(Stored dataset items)
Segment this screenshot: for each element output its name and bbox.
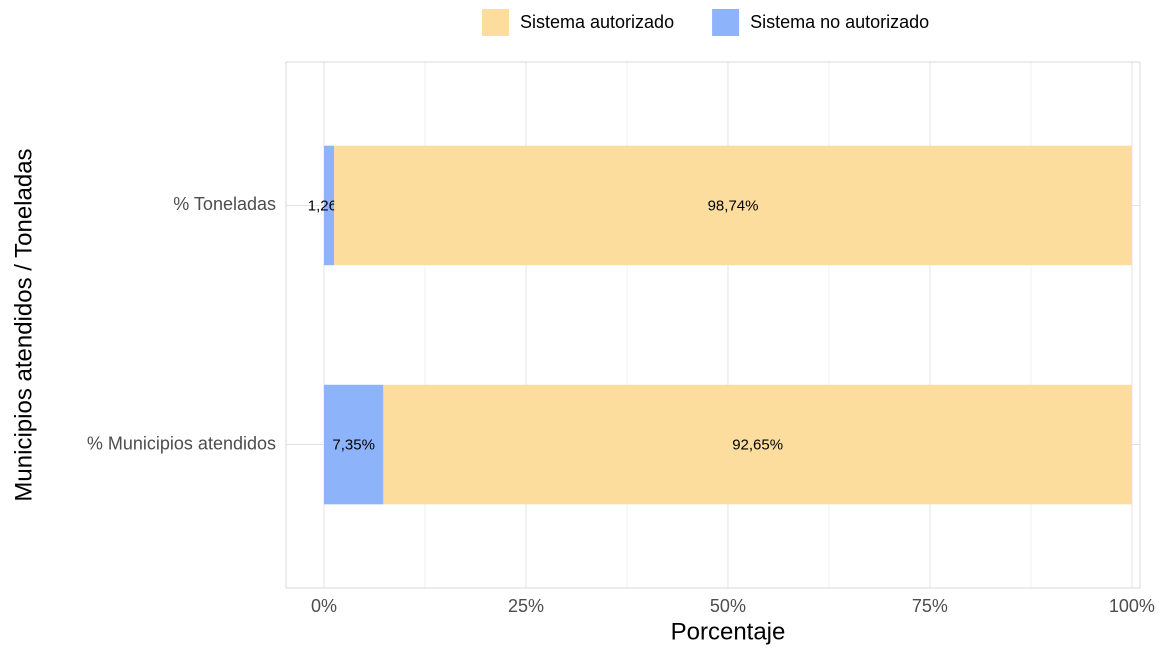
x-tick-label: 0% xyxy=(311,596,337,616)
y-tick-label: % Municipios atendidos xyxy=(87,433,276,453)
x-tick-label: 100% xyxy=(1109,596,1155,616)
x-tick-label: 50% xyxy=(710,596,746,616)
y-axis-title: Municipios atendidos / Toneladas xyxy=(10,148,37,501)
legend-swatch xyxy=(712,9,740,36)
data-label: 98,74% xyxy=(708,197,759,214)
bar xyxy=(323,384,384,505)
x-axis-title: Porcentaje xyxy=(671,618,786,645)
legend-label: Sistema no autorizado xyxy=(750,12,929,32)
panel-border xyxy=(285,61,1141,589)
data-label: 7,35% xyxy=(332,437,375,454)
y-tick-label: % Toneladas xyxy=(173,194,276,214)
legend-label: Sistema autorizado xyxy=(520,12,674,32)
bar xyxy=(334,145,1132,266)
bar xyxy=(383,384,1132,505)
x-tick-label: 75% xyxy=(912,596,948,616)
legend-swatch xyxy=(482,9,509,36)
data-label: 92,65% xyxy=(732,437,783,454)
x-tick-label: 25% xyxy=(508,596,544,616)
bar xyxy=(323,145,335,266)
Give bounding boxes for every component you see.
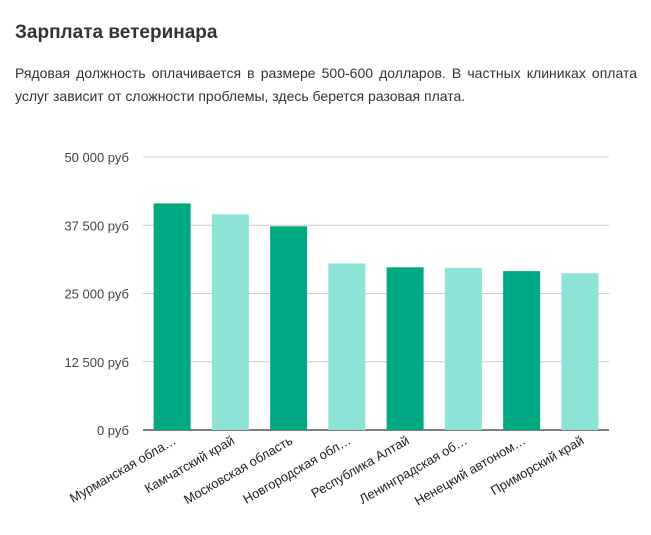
y-tick-label: 37 500 руб bbox=[64, 218, 129, 233]
page-title: Зарплата ветеринара bbox=[15, 22, 218, 43]
bar bbox=[270, 226, 308, 430]
x-axis-labels: Мурманская обла…Камчатский крайМосковска… bbox=[67, 433, 586, 509]
bar bbox=[153, 203, 191, 430]
bar bbox=[503, 271, 541, 430]
bar bbox=[211, 214, 249, 430]
intro-paragraph: Рядовая должность оплачивается в размере… bbox=[15, 65, 637, 104]
x-category-label: Ненецкий автоном… bbox=[412, 433, 528, 509]
x-category-label: Московская область bbox=[181, 433, 295, 508]
y-axis-labels: 0 руб 12 500 руб 25 000 руб 37 500 руб 50 00… bbox=[64, 150, 129, 438]
x-category-label: Новгородская обл… bbox=[240, 433, 353, 507]
bar bbox=[386, 267, 424, 430]
y-tick-label: 50 000 руб bbox=[64, 150, 129, 165]
y-tick-label: 0 руб bbox=[97, 423, 129, 438]
y-tick-label: 12 500 руб bbox=[64, 355, 129, 370]
bars bbox=[153, 203, 599, 430]
x-category-label: Мурманская обла… bbox=[67, 433, 179, 506]
y-tick-label: 25 000 руб bbox=[64, 287, 129, 302]
bar bbox=[328, 263, 366, 430]
bar bbox=[444, 267, 482, 430]
bar bbox=[561, 273, 599, 430]
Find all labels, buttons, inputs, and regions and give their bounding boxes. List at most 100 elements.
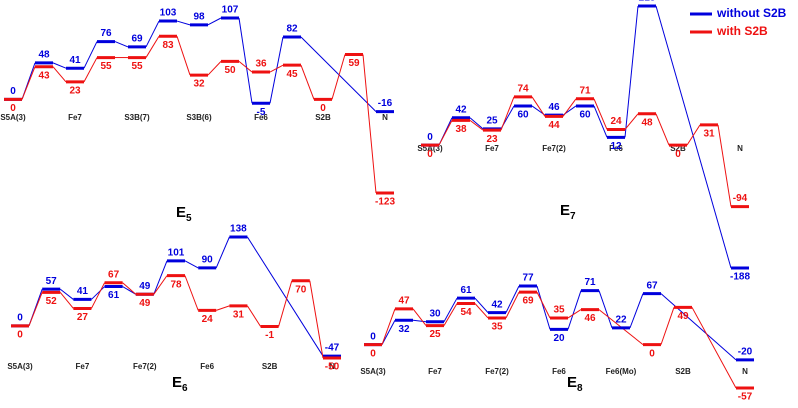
- connector: [216, 305, 230, 311]
- connector: [438, 120, 453, 146]
- value-label: -123: [375, 197, 395, 208]
- category-label: Fe6: [200, 362, 214, 371]
- connector: [598, 290, 613, 329]
- value-label: 42: [455, 104, 467, 115]
- connector: [474, 303, 489, 319]
- connector: [176, 36, 191, 76]
- panel-label: E8: [567, 374, 583, 394]
- value-label: 49: [139, 281, 151, 292]
- panel-label: E7: [560, 202, 576, 222]
- panel-label: E5: [176, 204, 192, 224]
- value-label: 0: [675, 149, 681, 160]
- value-label: 49: [139, 298, 151, 309]
- category-label: S5A(3): [7, 362, 33, 371]
- connector: [443, 303, 458, 326]
- value-label: 49: [677, 311, 689, 322]
- connector: [52, 62, 67, 69]
- value-label: 31: [233, 310, 245, 321]
- value-label: -5: [257, 107, 266, 118]
- category-label: S2B: [315, 113, 331, 122]
- value-label: 23: [486, 134, 498, 145]
- category-label: S5A(3): [417, 144, 443, 153]
- value-label: 98: [193, 11, 205, 22]
- value-label: 61: [460, 285, 472, 296]
- connector: [207, 17, 222, 26]
- category-label: N: [742, 367, 748, 376]
- value-label: 103: [160, 8, 177, 19]
- connector: [90, 282, 106, 309]
- value-label: 69: [522, 296, 534, 307]
- category-label: N: [382, 113, 388, 122]
- legend-label: with S2B: [716, 24, 768, 38]
- value-label: 0: [370, 331, 376, 342]
- connector: [412, 308, 427, 326]
- connector: [629, 293, 644, 329]
- connector: [145, 36, 160, 58]
- panel-label-sub: 7: [570, 211, 576, 222]
- connector: [686, 124, 701, 146]
- value-label: 57: [46, 276, 58, 287]
- panel-label-sub: 5: [186, 213, 192, 224]
- connector: [83, 41, 98, 69]
- panel-label-sub: 6: [182, 383, 188, 394]
- value-label: 138: [230, 224, 247, 235]
- category-label: Fe7: [485, 144, 499, 153]
- connector: [536, 291, 551, 319]
- value-label: 76: [100, 28, 112, 39]
- value-label: -1: [265, 330, 274, 341]
- connector: [215, 236, 230, 269]
- value-label: 46: [548, 102, 560, 113]
- value-label: -47: [325, 343, 340, 354]
- value-label: 23: [69, 86, 81, 97]
- connector: [717, 124, 732, 207]
- value-label: 74: [517, 83, 529, 94]
- legend-label: without S2B: [716, 6, 787, 20]
- connector: [362, 54, 377, 194]
- value-label: 107: [222, 5, 239, 16]
- connector: [145, 20, 160, 48]
- connector: [269, 64, 284, 73]
- connector: [624, 5, 639, 138]
- category-label: Fe7: [68, 113, 82, 122]
- connector: [83, 57, 98, 83]
- value-label: -188: [730, 272, 750, 283]
- panel-label-main: E: [560, 202, 570, 219]
- value-label: 60: [517, 110, 529, 121]
- value-label: 71: [584, 277, 596, 288]
- connector: [567, 309, 582, 319]
- connector: [593, 98, 608, 130]
- connector: [59, 292, 74, 309]
- panel-label-main: E: [567, 374, 577, 391]
- value-label: 0: [320, 103, 326, 114]
- value-label: 52: [46, 296, 58, 307]
- connector: [505, 285, 520, 313]
- value-label: 82: [286, 24, 298, 35]
- connector: [153, 260, 168, 295]
- value-label: 30: [429, 308, 441, 319]
- value-label: 12: [610, 141, 622, 152]
- connector: [176, 20, 191, 26]
- value-label: 60: [579, 110, 591, 121]
- connector: [300, 36, 377, 112]
- value-label: 27: [77, 312, 89, 323]
- category-label: S2B: [262, 362, 278, 371]
- connector: [567, 290, 582, 330]
- value-label: 25: [429, 329, 441, 340]
- connector: [443, 297, 458, 323]
- value-label: -50: [325, 362, 340, 373]
- category-label: S3B(6): [186, 113, 212, 122]
- value-label: 41: [69, 55, 81, 66]
- value-label: 70: [295, 284, 307, 295]
- category-label: Fe7(2): [485, 367, 509, 376]
- value-label: 45: [286, 69, 298, 80]
- panel-label-main: E: [172, 374, 182, 391]
- value-label: 48: [641, 117, 653, 128]
- category-label: N: [329, 362, 335, 371]
- value-label: 24: [610, 116, 622, 127]
- connector: [660, 293, 737, 361]
- value-label: -57: [738, 392, 753, 403]
- connector: [207, 61, 222, 76]
- value-label: 0: [10, 103, 16, 114]
- connector: [28, 292, 43, 327]
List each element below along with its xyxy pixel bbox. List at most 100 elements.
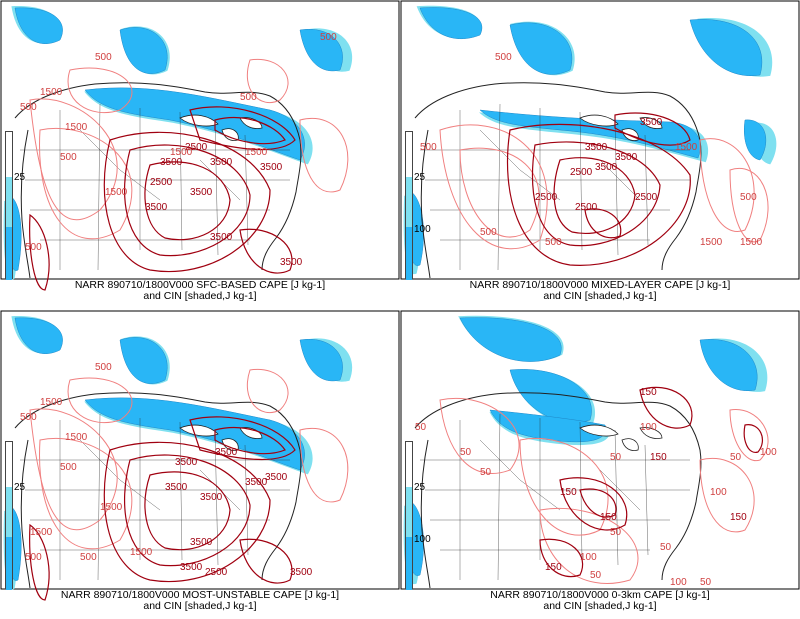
cin-region [299,28,343,72]
contour-label: 500 [240,92,257,103]
great-lake [639,427,663,439]
contour-label: 50 [730,452,742,463]
contour-label: 100 [710,487,727,498]
cape-contour-low [29,98,118,221]
cape-contour-high [743,424,763,453]
state-border [244,134,249,246]
coastline [414,82,702,279]
contour-labels: 5005005001500250035003500350025002500250… [420,52,763,248]
great-lake [179,114,219,127]
cape-contour-high [124,144,251,257]
cin-region [509,369,592,423]
cape-contour-low [519,438,609,536]
most-unstable-cape-map: 5005005005001500150015001500350035003500… [0,310,400,601]
contour-label: 50 [610,527,622,538]
contour-label: 3500 [165,482,188,493]
cape-contour-layer [439,386,769,584]
cape-contour-high [189,416,296,461]
contour-label: 500 [95,362,112,373]
state-border [79,129,161,201]
contour-label: 3500 [640,117,663,128]
contour-label: 3500 [190,537,213,548]
great-lake [239,117,263,129]
most-unstable-cape-panel: 500 500 500 500 1500 1500 1500 1500 3500 3500 3500… [0,310,400,619]
cape-contour-layer [29,58,349,291]
state-border [79,439,161,511]
contour-label: 2500 [205,567,228,578]
contour-label: 50 [460,447,472,458]
cape-contour-low [539,508,639,584]
contour-label: 2500 [185,142,208,153]
contour-label: 3500 [190,187,213,198]
cape-contour-high [214,426,286,455]
contour-label: 500 [20,412,37,423]
cape-contour-low [439,124,548,250]
state-border [614,429,619,566]
contour-label: 500 [60,462,77,473]
cin-region [14,7,63,44]
cape-contour-high [531,141,661,247]
cape-contour-high [539,538,584,578]
cin-region [14,317,63,354]
contour-label: 3500 [145,202,168,213]
state-border [199,469,241,511]
contour-label: 1500 [65,432,88,443]
great-lake [579,114,619,127]
caption-line-2: and CIN [shaded,J kg-1] [543,600,657,612]
contour-label: 500 [480,227,497,238]
cape-contour-high [579,488,617,518]
caption-line-1: NARR 890710/1800V000 MOST-UNSTABLE CAPE … [60,589,340,601]
cin-region [744,119,767,161]
contour-label: 150 [730,512,747,523]
cin-region [459,317,562,362]
cin-colorbar [405,441,413,590]
contour-label: 500 [495,52,512,63]
cape-contour-high [639,386,693,429]
contour-label: 500 [25,242,42,253]
cape-contour-high [559,477,628,531]
contour-label: 3500 [260,162,283,173]
contour-label: 50 [480,467,492,478]
cin-shading-layer [3,6,353,280]
contour-label: 1500 [130,547,153,558]
cape-contour-low [39,128,133,240]
contour-label: 3500 [160,157,183,168]
cape-contour-high [506,123,691,266]
cape-contour-layer [439,112,769,266]
state-border [497,413,501,581]
contour-label: 3500 [210,157,233,168]
contour-label: 3500 [280,257,303,268]
cape-contour-low [246,58,289,104]
cape-contour-high [214,116,286,145]
contour-label: 3500 [210,232,233,243]
contour-label: 3500 [595,162,618,173]
contour-label: 500 [740,192,757,203]
cin-region [119,337,168,384]
contour-label: 1500 [700,237,723,248]
great-lake [239,427,263,439]
contour-labels: 50 50 50 150 100 150 100 50 150 150 50 100 150 50 50 15… [415,387,777,588]
contour-label: 3500 [180,562,203,573]
panel-caption: NARR 890710/1800V000 MOST-UNSTABLE CAPE … [0,590,400,612]
cape-contour-low [439,398,520,474]
caption-line-1: NARR 890710/1800V000 0-3km CAPE [J kg-1] [490,589,710,601]
contour-label: 3500 [215,447,238,458]
cape-contour-high [189,106,296,151]
cape-contour-low [299,118,349,193]
great-lake [579,424,619,437]
contour-label: 1500 [40,397,63,408]
zero-to-3km-cape-map: 50 50 50 150 100 150 100 50 150 150 50 100 150 50 50 15… [400,310,800,590]
colorbar-tick-upper: 25 [14,482,26,493]
cape-contour-high [144,471,231,551]
state-border [244,444,249,556]
contour-label: 1500 [30,527,53,538]
cin-region [699,339,758,392]
contour-label: 3500 [290,567,313,578]
contour-label: 1500 [245,147,268,158]
panel-caption: NARR 890710/1800V000 0-3km CAPE [J kg-1]… [400,590,800,612]
contour-label: 500 [20,102,37,113]
cape-contour-low [299,428,349,503]
cin-region [689,19,763,76]
contour-label: 500 [545,237,562,248]
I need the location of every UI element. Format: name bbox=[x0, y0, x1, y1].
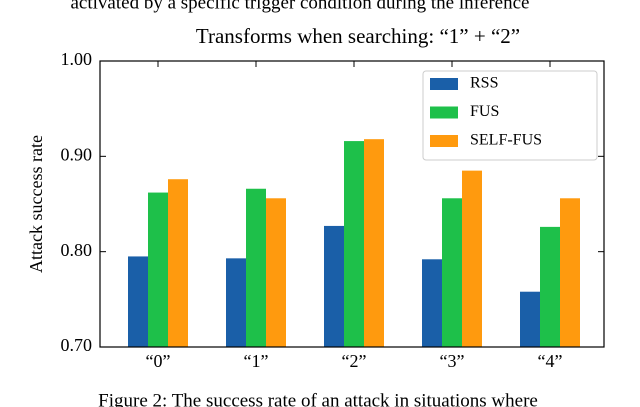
bar bbox=[128, 256, 148, 347]
legend-label: FUS bbox=[470, 103, 499, 120]
bar bbox=[266, 198, 286, 347]
x-tick-label: “1” bbox=[244, 351, 269, 371]
y-tick-label: 0.70 bbox=[61, 335, 93, 355]
x-tick-label: “3” bbox=[440, 351, 465, 371]
bar bbox=[560, 198, 580, 347]
x-tick-label: “4” bbox=[538, 351, 563, 371]
legend-swatch bbox=[430, 78, 458, 90]
legend-swatch bbox=[430, 106, 458, 119]
bar bbox=[364, 139, 384, 347]
bar bbox=[520, 291, 540, 347]
legend-box bbox=[422, 70, 598, 161]
context-text: activated by a specific trigger conditio… bbox=[71, 0, 530, 13]
legend-label: RSS bbox=[470, 75, 498, 92]
bar bbox=[168, 179, 188, 347]
x-tick-label: “2” bbox=[342, 351, 367, 371]
y-tick-label: 0.80 bbox=[61, 240, 93, 260]
bar bbox=[422, 259, 442, 347]
plot-frame bbox=[99, 60, 605, 348]
bar bbox=[462, 170, 482, 347]
legend-label: SELF-FUS bbox=[470, 132, 542, 149]
y-axis-label: Attack success rate bbox=[26, 135, 46, 273]
bar bbox=[540, 226, 560, 347]
bar bbox=[226, 258, 246, 347]
caption: Figure 2: The success rate of an attack … bbox=[98, 390, 538, 407]
y-tick-label: 0.90 bbox=[61, 144, 93, 164]
legend-swatch bbox=[430, 135, 458, 147]
bar bbox=[148, 192, 168, 347]
y-tick-label: 1.00 bbox=[61, 49, 93, 69]
bar bbox=[324, 225, 344, 347]
bar bbox=[246, 188, 266, 347]
bar bbox=[344, 141, 364, 347]
bar bbox=[442, 198, 462, 347]
x-tick-label: “0” bbox=[146, 351, 171, 371]
chart-title: Transforms when searching: “1” + “2” bbox=[196, 24, 520, 48]
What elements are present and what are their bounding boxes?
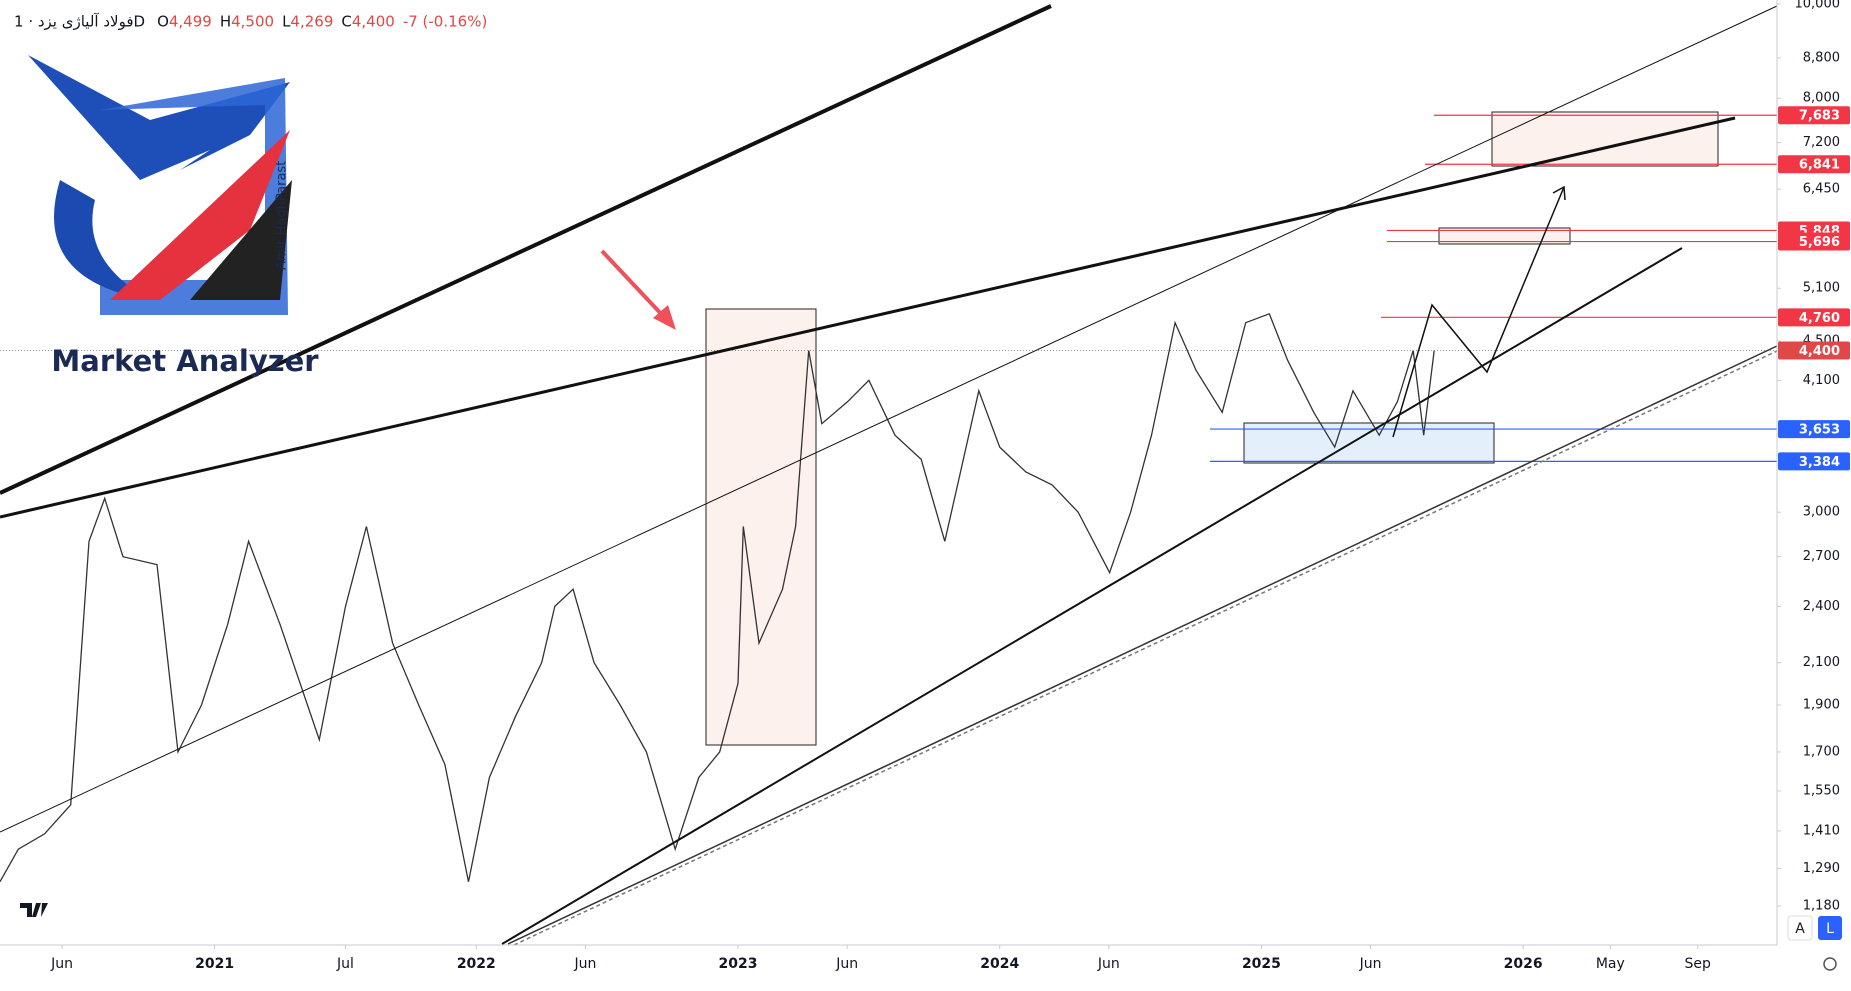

INSTRUCTION:
Copy verbatim the rows from the line containing "bar bbox=[128, 256, 148, 347]" through the line containing "legend-label: SELF-FUS bbox=[470, 132, 542, 149]", inclusive.

CORRECT RESULT:
bar bbox=[128, 256, 148, 347]
legend-label: FUS bbox=[470, 103, 499, 120]
bar bbox=[266, 198, 286, 347]
x-tick-label: “1” bbox=[244, 351, 269, 371]
y-tick-label: 0.70 bbox=[61, 335, 93, 355]
x-tick-label: “3” bbox=[440, 351, 465, 371]
bar bbox=[560, 198, 580, 347]
x-tick-label: “4” bbox=[538, 351, 563, 371]
legend-swatch bbox=[430, 78, 458, 90]
legend-swatch bbox=[430, 106, 458, 119]
bar bbox=[364, 139, 384, 347]
bar bbox=[520, 291, 540, 347]
legend-box bbox=[422, 70, 598, 161]
context-text: activated by a specific trigger conditio… bbox=[71, 0, 530, 13]
legend-label: RSS bbox=[470, 75, 498, 92]
bar bbox=[168, 179, 188, 347]
x-tick-label: “2” bbox=[342, 351, 367, 371]
y-tick-label: 0.80 bbox=[61, 240, 93, 260]
bar bbox=[422, 259, 442, 347]
plot-frame bbox=[99, 60, 605, 348]
bar bbox=[462, 170, 482, 347]
legend-label: SELF-FUS bbox=[470, 132, 542, 149]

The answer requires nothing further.